— START OF Records for processing —

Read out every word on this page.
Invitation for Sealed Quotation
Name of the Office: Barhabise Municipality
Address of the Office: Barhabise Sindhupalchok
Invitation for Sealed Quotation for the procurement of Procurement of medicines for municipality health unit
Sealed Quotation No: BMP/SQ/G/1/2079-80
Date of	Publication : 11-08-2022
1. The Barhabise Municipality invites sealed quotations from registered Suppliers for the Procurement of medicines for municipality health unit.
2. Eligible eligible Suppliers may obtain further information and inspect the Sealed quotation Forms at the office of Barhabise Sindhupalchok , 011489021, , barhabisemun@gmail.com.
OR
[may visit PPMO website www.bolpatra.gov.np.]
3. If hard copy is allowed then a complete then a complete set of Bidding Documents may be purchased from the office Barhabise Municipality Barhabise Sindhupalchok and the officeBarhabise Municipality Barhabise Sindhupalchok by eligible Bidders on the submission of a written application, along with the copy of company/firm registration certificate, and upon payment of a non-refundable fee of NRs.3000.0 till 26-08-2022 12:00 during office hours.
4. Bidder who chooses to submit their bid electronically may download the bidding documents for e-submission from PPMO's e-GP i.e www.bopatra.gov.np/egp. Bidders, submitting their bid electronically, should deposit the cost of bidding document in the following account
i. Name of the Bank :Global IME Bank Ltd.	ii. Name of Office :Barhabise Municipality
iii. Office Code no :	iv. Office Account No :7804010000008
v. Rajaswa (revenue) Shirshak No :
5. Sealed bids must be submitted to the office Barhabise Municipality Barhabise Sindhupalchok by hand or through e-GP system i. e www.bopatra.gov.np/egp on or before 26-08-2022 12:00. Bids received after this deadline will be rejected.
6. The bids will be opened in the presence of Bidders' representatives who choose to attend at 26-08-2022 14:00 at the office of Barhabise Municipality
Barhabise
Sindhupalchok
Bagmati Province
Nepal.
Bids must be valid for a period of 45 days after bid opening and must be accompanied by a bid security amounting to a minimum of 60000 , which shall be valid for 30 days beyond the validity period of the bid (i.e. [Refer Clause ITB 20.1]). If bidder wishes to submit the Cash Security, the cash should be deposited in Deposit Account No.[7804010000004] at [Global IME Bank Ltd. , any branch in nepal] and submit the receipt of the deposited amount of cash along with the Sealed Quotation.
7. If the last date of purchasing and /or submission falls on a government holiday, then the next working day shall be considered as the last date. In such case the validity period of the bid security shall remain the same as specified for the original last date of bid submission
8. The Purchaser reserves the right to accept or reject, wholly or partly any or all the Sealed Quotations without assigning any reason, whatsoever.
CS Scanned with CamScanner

— END OF Records for processing —

* **Direction**:
Look through the data above. Find each line with the string "security" and copy it.

* **Complete answer**:
Bids must be valid for a period of 45 days after bid opening and must be accompanied by a bid security amounting to a minimum of 60000 , which shall be valid for 30 days beyond the validity period of the bid (i.e. [Refer Clause ITB 20.1]). If bidder wishes to submit the Cash Security, the cash should be deposited in Deposit Account No.[7804010000004] at [Global IME Bank Ltd. , any branch in nepal] and submit the receipt of the deposited amount of cash along with the Sealed Quotation.
7. If the last date of purchasing and /or submission falls on a government holiday, then the next working day shall be considered as the last date. In such case the validity period of the bid security shall remain the same as specified for the original last date of bid submission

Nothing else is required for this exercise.